**Information shown**
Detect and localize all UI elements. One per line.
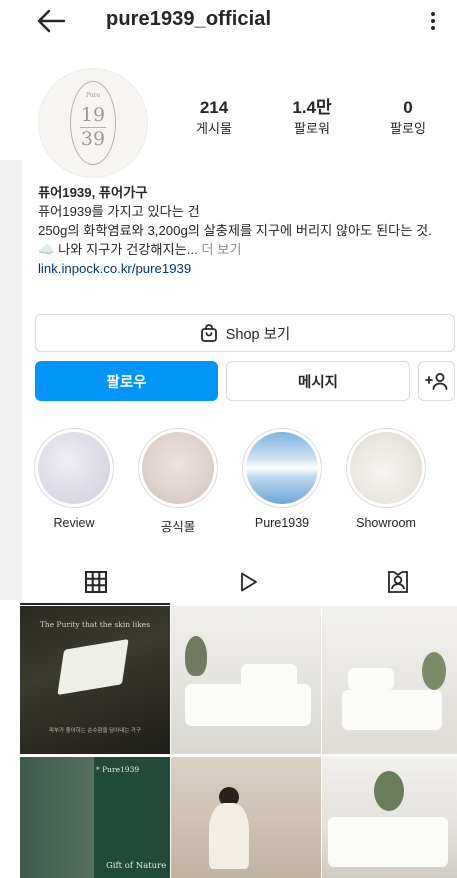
stat-followers[interactable]: 1.4만 팔로워 [272, 98, 352, 138]
green-panel [94, 757, 170, 878]
posts-grid: The Purity that the skin likes 피부가 좋아하는 … [20, 606, 457, 878]
followers-label: 팔로워 [294, 121, 330, 136]
highlight-label: Review [53, 516, 95, 530]
highlight-cover-image [350, 432, 422, 504]
tab-tagged[interactable] [322, 560, 457, 604]
highlight-showroom[interactable]: Showroom [344, 428, 428, 530]
sofa-image [342, 690, 442, 730]
bio-more-link[interactable]: 더 보기 [198, 242, 241, 257]
sofa-image [328, 817, 448, 867]
bio-line-1: 퓨어1939를 가지고 있다는 건 [38, 204, 200, 219]
bio-line-2: 250g의 화학염료와 3,200g의 살충제를 지구에 버리지 않아도 된다는… [38, 223, 432, 238]
followers-count: 1.4만 [292, 98, 332, 117]
profile-bio: 퓨어1939, 퓨어가구 퓨어1939를 가지고 있다는 건 250g의 화학염… [38, 183, 450, 278]
highlight-label: Pure1939 [254, 516, 310, 530]
post-thumbnail[interactable] [171, 757, 321, 878]
suggested-users-button[interactable] [418, 361, 455, 401]
child-image [209, 803, 249, 869]
post-brand-text: * Pure1939 [96, 765, 140, 774]
stat-posts[interactable]: 214 게시물 [174, 98, 254, 138]
posts-label: 게시물 [196, 121, 232, 136]
mattress-image [57, 638, 129, 696]
highlight-review[interactable]: Review [32, 428, 116, 530]
tab-posts-grid[interactable] [20, 560, 172, 604]
profile-avatar[interactable]: Pure 19 39 [38, 68, 148, 178]
profile-username: pure1939_official [106, 8, 272, 30]
shop-button[interactable]: Shop 보기 [35, 314, 455, 352]
post-thumbnail[interactable] [322, 606, 457, 754]
side-panel-edge [0, 160, 22, 600]
post-thumbnail[interactable] [322, 757, 457, 878]
shopping-bag-icon [200, 324, 217, 342]
brand-logo: Pure 19 39 [70, 81, 116, 165]
highlight-ring [138, 428, 218, 508]
message-button[interactable]: 메시지 [226, 361, 410, 401]
profile-display-name: 퓨어1939, 퓨어가구 [38, 185, 148, 200]
post-caption-text: The Purity that the skin likes [39, 620, 151, 629]
highlight-ring [346, 428, 426, 508]
shop-button-label: Shop 보기 [225, 326, 291, 343]
post-thumbnail[interactable]: * Pure1939 Gift of Nature [20, 757, 170, 878]
post-footer-text: 피부가 좋아하는 순수함을 담아내는 가구 [48, 728, 142, 734]
plant-image [422, 652, 446, 690]
plant-image [185, 636, 207, 676]
grid-icon [85, 571, 107, 593]
profile-header: pure1939_official [0, 0, 457, 44]
following-count: 0 [403, 98, 413, 117]
highlight-official-mall[interactable]: 공식몰 [136, 428, 220, 535]
logo-year-bottom: 39 [80, 128, 106, 150]
follow-button[interactable]: 팔로우 [35, 361, 218, 401]
logo-small-text: Pure [85, 92, 101, 99]
posts-count: 214 [199, 98, 229, 117]
highlight-label: Showroom [356, 516, 416, 530]
highlight-pure1939[interactable]: Pure1939 [240, 428, 324, 530]
post-thumbnail[interactable] [171, 606, 321, 754]
bio-line-3: ☁️ 나와 지구가 건강해지는... 더 보기 [38, 240, 450, 259]
bio-external-link[interactable]: link.inpock.co.kr/pure1939 [38, 259, 450, 278]
logo-year-top: 19 [80, 104, 106, 126]
tagged-user-icon [388, 571, 408, 593]
highlight-ring [34, 428, 114, 508]
stat-following[interactable]: 0 팔로잉 [368, 98, 448, 138]
active-tab-indicator [20, 603, 170, 605]
highlight-cover-image [246, 432, 318, 504]
sofa-image [185, 684, 311, 726]
highlight-label: 공식몰 [160, 520, 196, 534]
add-user-icon [424, 373, 447, 390]
more-options-icon[interactable] [426, 8, 440, 34]
highlight-cover-image [38, 432, 110, 504]
post-footer-text: Gift of Nature [106, 861, 167, 871]
highlight-cover-image [142, 432, 214, 504]
back-arrow-icon[interactable] [36, 8, 66, 34]
cushion-image [348, 668, 394, 690]
post-thumbnail[interactable]: The Purity that the skin likes 피부가 좋아하는 … [20, 606, 170, 754]
tab-reels[interactable] [172, 560, 324, 604]
following-label: 팔로잉 [390, 121, 426, 136]
highlight-ring [242, 428, 322, 508]
bio-line-3-text: ☁️ 나와 지구가 건강해지는... [38, 242, 198, 257]
play-icon [241, 572, 257, 592]
cushion-image [241, 664, 297, 688]
plant-image [374, 771, 404, 811]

**Work required**
Give the data above again with every "sofa-image" changed to "couch-image" and everything else unchanged. Leave out the picture.

**Completed exercise**
Detect and localize all UI elements. One per line.
stat-followers[interactable]: 1.4만 팔로워 [272, 98, 352, 138]
green-panel [94, 757, 170, 878]
posts-grid: The Purity that the skin likes 피부가 좋아하는 … [20, 606, 457, 878]
followers-label: 팔로워 [294, 121, 330, 136]
highlight-label: Review [53, 516, 95, 530]
highlight-cover-image [350, 432, 422, 504]
tab-tagged[interactable] [322, 560, 457, 604]
highlight-showroom[interactable]: Showroom [344, 428, 428, 530]
couch-image [342, 690, 442, 730]
bio-more-link[interactable]: 더 보기 [198, 242, 241, 257]
couch-image [328, 817, 448, 867]
bio-line-1: 퓨어1939를 가지고 있다는 건 [38, 204, 200, 219]
bio-line-2: 250g의 화학염료와 3,200g의 살충제를 지구에 버리지 않아도 된다는… [38, 223, 432, 238]
followers-count: 1.4만 [292, 98, 332, 117]
profile-bio: 퓨어1939, 퓨어가구 퓨어1939를 가지고 있다는 건 250g의 화학염… [38, 183, 450, 278]
highlight-label: Pure1939 [254, 516, 310, 530]
post-thumbnail[interactable] [171, 757, 321, 878]
suggested-users-button[interactable] [418, 361, 455, 401]
child-image [209, 803, 249, 869]
post-brand-text: * Pure1939 [96, 765, 140, 774]
stat-posts[interactable]: 214 게시물 [174, 98, 254, 138]
posts-label: 게시물 [196, 121, 232, 136]
mattress-image [57, 638, 129, 696]
highlight-review[interactable]: Review [32, 428, 116, 530]
tab-posts-grid[interactable] [20, 560, 172, 604]
profile-avatar[interactable]: Pure 19 39 [38, 68, 148, 178]
profile-username: pure1939_official [106, 8, 272, 30]
shop-button[interactable]: Shop 보기 [35, 314, 455, 352]
post-thumbnail[interactable] [322, 606, 457, 754]
side-panel-edge [0, 160, 22, 600]
post-thumbnail[interactable] [322, 757, 457, 878]
shopping-bag-icon [200, 324, 217, 342]
brand-logo: Pure 19 39 [70, 81, 116, 165]
highlight-ring [138, 428, 218, 508]
message-button[interactable]: 메시지 [226, 361, 410, 401]
profile-display-name: 퓨어1939, 퓨어가구 [38, 185, 148, 200]
post-caption-text: The Purity that the skin likes [39, 620, 151, 629]
highlight-ring [346, 428, 426, 508]
shop-button-label: Shop 보기 [225, 326, 291, 343]
post-thumbnail[interactable]: * Pure1939 Gift of Nature [20, 757, 170, 878]
post-footer-text: 피부가 좋아하는 순수함을 담아내는 가구 [48, 728, 142, 734]
plant-image [422, 652, 446, 690]
plant-image [185, 636, 207, 676]
grid-icon [85, 571, 107, 593]
profile-header: pure1939_official [0, 0, 457, 44]
following-count: 0 [403, 98, 413, 117]
highlight-official-mall[interactable]: 공식몰 [136, 428, 220, 535]
logo-year-bottom: 39 [80, 128, 106, 150]
follow-button[interactable]: 팔로우 [35, 361, 218, 401]
logo-small-text: Pure [85, 92, 101, 99]
posts-count: 214 [199, 98, 229, 117]
highlight-label: Showroom [356, 516, 416, 530]
highlight-pure1939[interactable]: Pure1939 [240, 428, 324, 530]
post-thumbnail[interactable] [171, 606, 321, 754]
bio-line-3: ☁️ 나와 지구가 건강해지는... 더 보기 [38, 240, 450, 259]
bio-external-link[interactable]: link.inpock.co.kr/pure1939 [38, 259, 450, 278]
logo-year-top: 19 [80, 104, 106, 126]
tagged-user-icon [388, 571, 408, 593]
highlight-ring [34, 428, 114, 508]
stat-following[interactable]: 0 팔로잉 [368, 98, 448, 138]
active-tab-indicator [20, 603, 170, 605]
highlight-cover-image [246, 432, 318, 504]
couch-image [185, 684, 311, 726]
highlight-label: 공식몰 [160, 520, 196, 534]
add-user-icon [424, 373, 447, 390]
more-options-icon[interactable] [426, 8, 440, 34]
highlight-cover-image [38, 432, 110, 504]
post-footer-text: Gift of Nature [106, 861, 167, 871]
highlight-cover-image [142, 432, 214, 504]
back-arrow-icon[interactable] [36, 8, 66, 34]
cushion-image [348, 668, 394, 690]
post-thumbnail[interactable]: The Purity that the skin likes 피부가 좋아하는 … [20, 606, 170, 754]
tab-reels[interactable] [172, 560, 324, 604]
following-label: 팔로잉 [390, 121, 426, 136]
highlight-ring [242, 428, 322, 508]
bio-line-3-text: ☁️ 나와 지구가 건강해지는... [38, 242, 198, 257]
play-icon [241, 572, 257, 592]
cushion-image [241, 664, 297, 688]
plant-image [374, 771, 404, 811]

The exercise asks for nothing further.